Request: Drop the pictures from the entries below, then reproduce the rest exactly.

Task inputs:
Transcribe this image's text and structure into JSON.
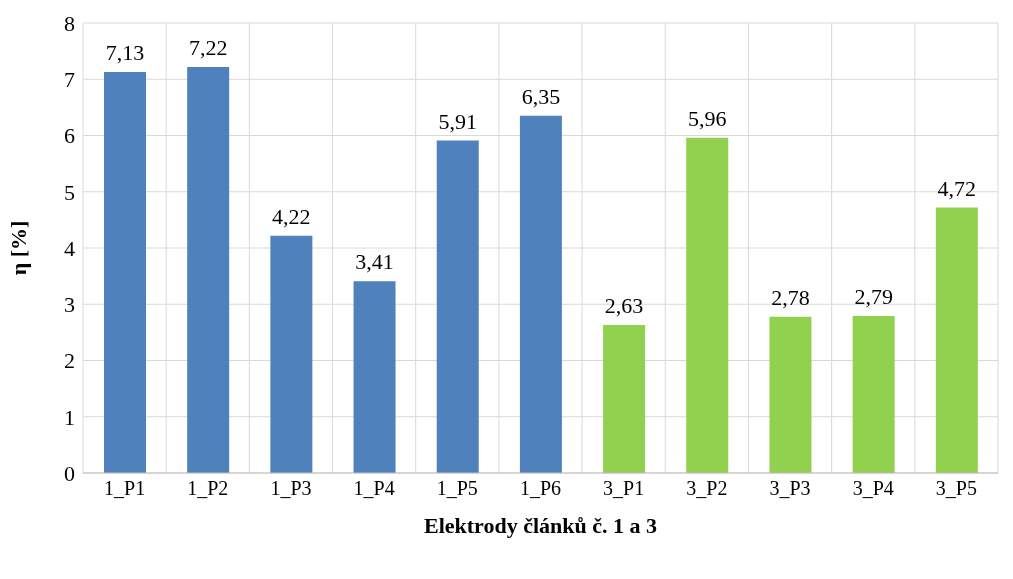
{
  "chart_data": {
    "type": "bar",
    "xlabel": "Elektrody článků č. 1 a 3",
    "ylabel": "η [%]",
    "categories": [
      "1_P1",
      "1_P2",
      "1_P3",
      "1_P4",
      "1_P5",
      "1_P6",
      "3_P1",
      "3_P2",
      "3_P3",
      "3_P4",
      "3_P5"
    ],
    "values": [
      7.13,
      7.22,
      4.22,
      3.41,
      5.91,
      6.35,
      2.63,
      5.96,
      2.78,
      2.79,
      4.72
    ],
    "colors": [
      "#4f81bd",
      "#4f81bd",
      "#4f81bd",
      "#4f81bd",
      "#4f81bd",
      "#4f81bd",
      "#92d050",
      "#92d050",
      "#92d050",
      "#92d050",
      "#92d050"
    ],
    "value_labels": [
      "7,13",
      "7,22",
      "4,22",
      "3,41",
      "5,91",
      "6,35",
      "2,63",
      "5,96",
      "2,78",
      "2,79",
      "4,72"
    ],
    "ylim": [
      0,
      8
    ],
    "yticks": [
      0,
      1,
      2,
      3,
      4,
      5,
      6,
      7,
      8
    ],
    "grid": true
  }
}
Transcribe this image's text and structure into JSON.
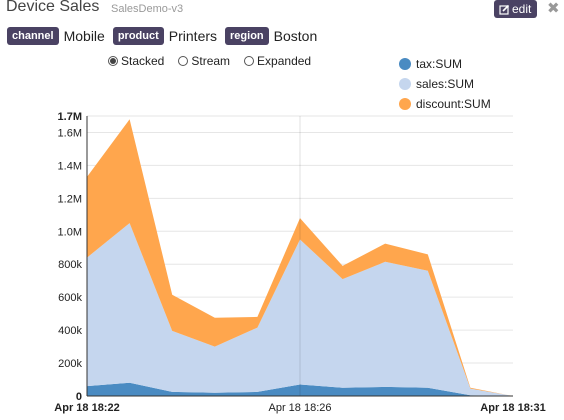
{
  "header": {
    "title": "Device Sales",
    "subtitle": "SalesDemo-v3",
    "edit_label": "edit"
  },
  "filters": [
    {
      "tag": "channel",
      "value": "Mobile"
    },
    {
      "tag": "product",
      "value": "Printers"
    },
    {
      "tag": "region",
      "value": "Boston"
    }
  ],
  "modes": [
    {
      "label": "Stacked",
      "selected": true
    },
    {
      "label": "Stream",
      "selected": false
    },
    {
      "label": "Expanded",
      "selected": false
    }
  ],
  "colors": {
    "tag_bg": "#4a4263",
    "tax": "#4a8bc2",
    "sales": "#c5d6ee",
    "discount": "#ffa64d"
  },
  "chart_data": {
    "type": "area",
    "stacked": true,
    "x": [
      "Apr 18 18:22",
      "",
      "",
      "",
      "",
      "Apr 18 18:26",
      "",
      "",
      "",
      "",
      "Apr 18 18:31"
    ],
    "x_tick_labels": [
      "Apr 18 18:22",
      "Apr 18 18:26",
      "Apr 18 18:31"
    ],
    "y_tick_labels": [
      "0",
      "200k",
      "400k",
      "600k",
      "800k",
      "1.0M",
      "1.2M",
      "1.4M",
      "1.6M",
      "1.7M"
    ],
    "ylim": [
      0,
      1700000
    ],
    "grid": true,
    "legend_position": "top-right",
    "series": [
      {
        "name": "tax:SUM",
        "color": "#4a8bc2",
        "values": [
          60000,
          80000,
          25000,
          20000,
          25000,
          70000,
          50000,
          55000,
          50000,
          5000,
          0
        ]
      },
      {
        "name": "sales:SUM",
        "color": "#c5d6ee",
        "values": [
          780000,
          970000,
          370000,
          280000,
          390000,
          880000,
          660000,
          760000,
          710000,
          40000,
          0
        ]
      },
      {
        "name": "discount:SUM",
        "color": "#ffa64d",
        "values": [
          490000,
          630000,
          220000,
          175000,
          65000,
          130000,
          80000,
          110000,
          100000,
          5000,
          0
        ]
      }
    ]
  }
}
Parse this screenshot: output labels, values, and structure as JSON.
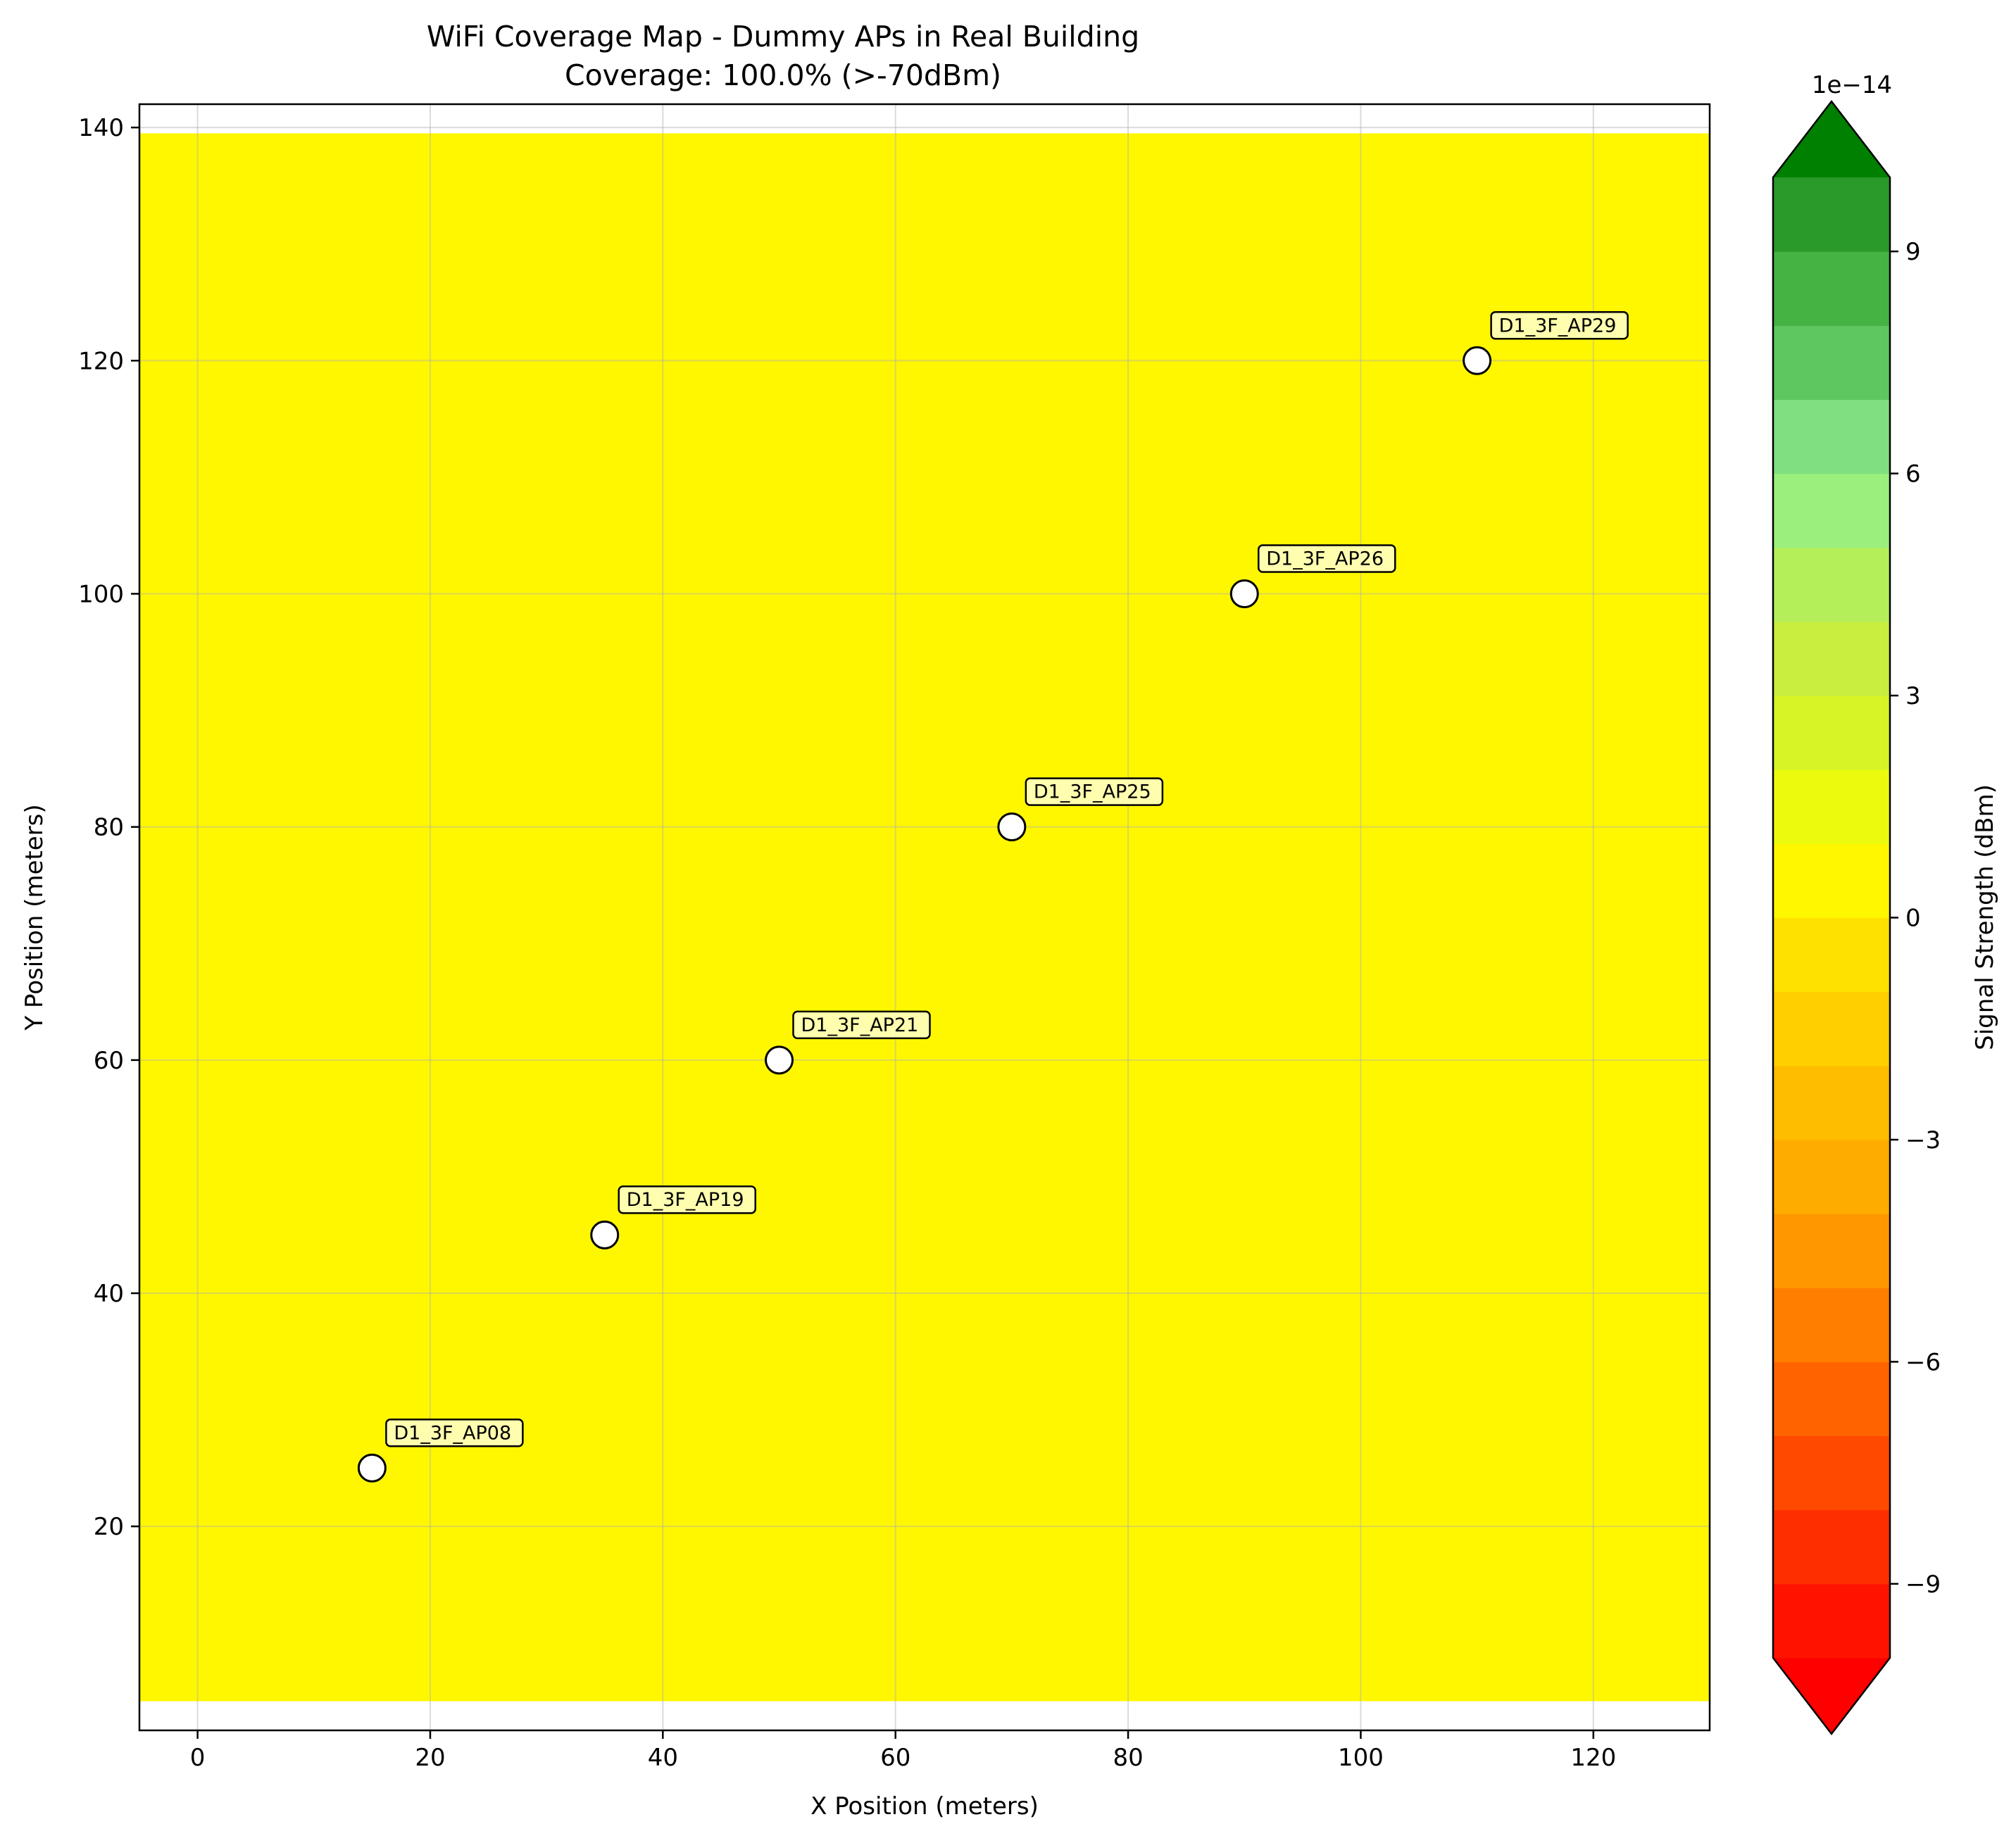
{
  "chart_data": {
    "type": "heatmap",
    "title_line1": "WiFi Coverage Map - Dummy APs in Real Building",
    "title_line2": "Coverage: 100.0% (>-70dBm)",
    "xlabel": "X Position (meters)",
    "ylabel": "Y Position (meters)",
    "xlim": [
      -5,
      130
    ],
    "ylim": [
      2.5,
      142
    ],
    "xticks": [
      0,
      20,
      40,
      60,
      80,
      100,
      120
    ],
    "yticks": [
      20,
      40,
      60,
      80,
      100,
      120,
      140
    ],
    "grid": true,
    "coverage_region": {
      "x": [
        -5,
        130
      ],
      "y": [
        5,
        139.5
      ],
      "value": 0,
      "color": "#fff700"
    },
    "access_points": [
      {
        "name": "D1_3F_AP08",
        "x": 15,
        "y": 25
      },
      {
        "name": "D1_3F_AP19",
        "x": 35,
        "y": 45
      },
      {
        "name": "D1_3F_AP21",
        "x": 50,
        "y": 60
      },
      {
        "name": "D1_3F_AP25",
        "x": 70,
        "y": 80
      },
      {
        "name": "D1_3F_AP26",
        "x": 90,
        "y": 100
      },
      {
        "name": "D1_3F_AP29",
        "x": 110,
        "y": 120
      }
    ],
    "colorbar": {
      "label": "Signal Strength (dBm)",
      "offset_text": "1e−14",
      "range": [
        -10,
        10
      ],
      "ticks": [
        -9,
        -6,
        -3,
        0,
        3,
        6,
        9
      ],
      "tick_labels": [
        "−9",
        "−6",
        "−3",
        "0",
        "3",
        "6",
        "9"
      ],
      "extend": "both",
      "over_color": "#008000",
      "under_color": "#ff0000",
      "levels": [
        {
          "from": -10,
          "to": -9,
          "color": "#ff1300"
        },
        {
          "from": -9,
          "to": -8,
          "color": "#ff2e00"
        },
        {
          "from": -8,
          "to": -7,
          "color": "#ff4800"
        },
        {
          "from": -7,
          "to": -6,
          "color": "#ff6300"
        },
        {
          "from": -6,
          "to": -5,
          "color": "#ff7e00"
        },
        {
          "from": -5,
          "to": -4,
          "color": "#ff9800"
        },
        {
          "from": -4,
          "to": -3,
          "color": "#ffac00"
        },
        {
          "from": -3,
          "to": -2,
          "color": "#ffbd00"
        },
        {
          "from": -2,
          "to": -1,
          "color": "#ffcf00"
        },
        {
          "from": -1,
          "to": 0,
          "color": "#ffe100"
        },
        {
          "from": 0,
          "to": 1,
          "color": "#fff700"
        },
        {
          "from": 1,
          "to": 2,
          "color": "#ecfb0d"
        },
        {
          "from": 2,
          "to": 3,
          "color": "#d6f426"
        },
        {
          "from": 3,
          "to": 4,
          "color": "#c8ee3f"
        },
        {
          "from": 4,
          "to": 5,
          "color": "#b4ef5a"
        },
        {
          "from": 5,
          "to": 6,
          "color": "#9bef7c"
        },
        {
          "from": 6,
          "to": 7,
          "color": "#7fe07f"
        },
        {
          "from": 7,
          "to": 8,
          "color": "#5fc75f"
        },
        {
          "from": 8,
          "to": 9,
          "color": "#44b344"
        },
        {
          "from": 9,
          "to": 10,
          "color": "#2a9a2a"
        }
      ]
    }
  }
}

Final result:
Transcribe this image's text and structure into JSON.
{
  "chart_data": {
    "type": "bar",
    "xlabel": "Elektrody článků č. 1 a 3",
    "ylabel": "η [%]",
    "categories": [
      "1_P1",
      "1_P2",
      "1_P3",
      "1_P4",
      "1_P5",
      "1_P6",
      "3_P1",
      "3_P2",
      "3_P3",
      "3_P4",
      "3_P5"
    ],
    "values": [
      7.13,
      7.22,
      4.22,
      3.41,
      5.91,
      6.35,
      2.63,
      5.96,
      2.78,
      2.79,
      4.72
    ],
    "colors": [
      "#4f81bd",
      "#4f81bd",
      "#4f81bd",
      "#4f81bd",
      "#4f81bd",
      "#4f81bd",
      "#92d050",
      "#92d050",
      "#92d050",
      "#92d050",
      "#92d050"
    ],
    "value_labels": [
      "7,13",
      "7,22",
      "4,22",
      "3,41",
      "5,91",
      "6,35",
      "2,63",
      "5,96",
      "2,78",
      "2,79",
      "4,72"
    ],
    "ylim": [
      0,
      8
    ],
    "yticks": [
      0,
      1,
      2,
      3,
      4,
      5,
      6,
      7,
      8
    ],
    "grid": true
  }
}
Transcribe this image's text and structure into JSON.
{
  "header": {
    "title": "Device Sales",
    "subtitle": "SalesDemo-v3",
    "edit_label": "edit"
  },
  "filters": [
    {
      "tag": "channel",
      "value": "Mobile"
    },
    {
      "tag": "product",
      "value": "Printers"
    },
    {
      "tag": "region",
      "value": "Boston"
    }
  ],
  "modes": [
    {
      "label": "Stacked",
      "selected": true
    },
    {
      "label": "Stream",
      "selected": false
    },
    {
      "label": "Expanded",
      "selected": false
    }
  ],
  "colors": {
    "tag_bg": "#4a4263",
    "tax": "#4a8bc2",
    "sales": "#c5d6ee",
    "discount": "#ffa64d"
  },
  "chart_data": {
    "type": "area",
    "stacked": true,
    "x": [
      "Apr 18 18:22",
      "",
      "",
      "",
      "",
      "Apr 18 18:26",
      "",
      "",
      "",
      "",
      "Apr 18 18:31"
    ],
    "x_tick_labels": [
      "Apr 18 18:22",
      "Apr 18 18:26",
      "Apr 18 18:31"
    ],
    "y_tick_labels": [
      "0",
      "200k",
      "400k",
      "600k",
      "800k",
      "1.0M",
      "1.2M",
      "1.4M",
      "1.6M",
      "1.7M"
    ],
    "ylim": [
      0,
      1700000
    ],
    "grid": true,
    "legend_position": "top-right",
    "series": [
      {
        "name": "tax:SUM",
        "color": "#4a8bc2",
        "values": [
          60000,
          80000,
          25000,
          20000,
          25000,
          70000,
          50000,
          55000,
          50000,
          5000,
          0
        ]
      },
      {
        "name": "sales:SUM",
        "color": "#c5d6ee",
        "values": [
          780000,
          970000,
          370000,
          280000,
          390000,
          880000,
          660000,
          760000,
          710000,
          40000,
          0
        ]
      },
      {
        "name": "discount:SUM",
        "color": "#ffa64d",
        "values": [
          490000,
          630000,
          220000,
          175000,
          65000,
          130000,
          80000,
          110000,
          100000,
          5000,
          0
        ]
      }
    ]
  }
}
Parse this screenshot: output labels, values, and structure as JSON.
{
  "chart_data": {
    "type": "heatmap",
    "title_line1": "WiFi Coverage Map - Dummy APs in Real Building",
    "title_line2": "Coverage: 100.0% (>-70dBm)",
    "xlabel": "X Position (meters)",
    "ylabel": "Y Position (meters)",
    "xlim": [
      -5,
      130
    ],
    "ylim": [
      2.5,
      142
    ],
    "xticks": [
      0,
      20,
      40,
      60,
      80,
      100,
      120
    ],
    "yticks": [
      20,
      40,
      60,
      80,
      100,
      120,
      140
    ],
    "grid": true,
    "coverage_region": {
      "x": [
        -5,
        130
      ],
      "y": [
        5,
        139.5
      ],
      "value": 0,
      "color": "#fff700"
    },
    "access_points": [
      {
        "name": "D1_3F_AP08",
        "x": 15,
        "y": 25
      },
      {
        "name": "D1_3F_AP19",
        "x": 35,
        "y": 45
      },
      {
        "name": "D1_3F_AP21",
        "x": 50,
        "y": 60
      },
      {
        "name": "D1_3F_AP25",
        "x": 70,
        "y": 80
      },
      {
        "name": "D1_3F_AP26",
        "x": 90,
        "y": 100
      },
      {
        "name": "D1_3F_AP29",
        "x": 110,
        "y": 120
      }
    ],
    "colorbar": {
      "label": "Signal Strength (dBm)",
      "offset_text": "1e−14",
      "range": [
        -10,
        10
      ],
      "ticks": [
        -9,
        -6,
        -3,
        0,
        3,
        6,
        9
      ],
      "tick_labels": [
        "−9",
        "−6",
        "−3",
        "0",
        "3",
        "6",
        "9"
      ],
      "extend": "both",
      "over_color": "#008000",
      "under_color": "#ff0000",
      "levels": [
        {
          "from": -10,
          "to": -9,
          "color": "#ff1300"
        },
        {
          "from": -9,
          "to": -8,
          "color": "#ff2e00"
        },
        {
          "from": -8,
          "to": -7,
          "color": "#ff4800"
        },
        {
          "from": -7,
          "to": -6,
          "color": "#ff6300"
        },
        {
          "from": -6,
          "to": -5,
          "color": "#ff7e00"
        },
        {
          "from": -5,
          "to": -4,
          "color": "#ff9800"
        },
        {
          "from": -4,
          "to": -3,
          "color": "#ffac00"
        },
        {
          "from": -3,
          "to": -2,
          "color": "#ffbd00"
        },
        {
          "from": -2,
          "to": -1,
          "color": "#ffcf00"
        },
        {
          "from": -1,
          "to": 0,
          "color": "#ffe100"
        },
        {
          "from": 0,
          "to": 1,
          "color": "#fff700"
        },
        {
          "from": 1,
          "to": 2,
          "color": "#ecfb0d"
        },
        {
          "from": 2,
          "to": 3,
          "color": "#d6f426"
        },
        {
          "from": 3,
          "to": 4,
          "color": "#c8ee3f"
        },
        {
          "from": 4,
          "to": 5,
          "color": "#b4ef5a"
        },
        {
          "from": 5,
          "to": 6,
          "color": "#9bef7c"
        },
        {
          "from": 6,
          "to": 7,
          "color": "#7fe07f"
        },
        {
          "from": 7,
          "to": 8,
          "color": "#5fc75f"
        },
        {
          "from": 8,
          "to": 9,
          "color": "#44b344"
        },
        {
          "from": 9,
          "to": 10,
          "color": "#2a9a2a"
        }
      ]
    }
  }
}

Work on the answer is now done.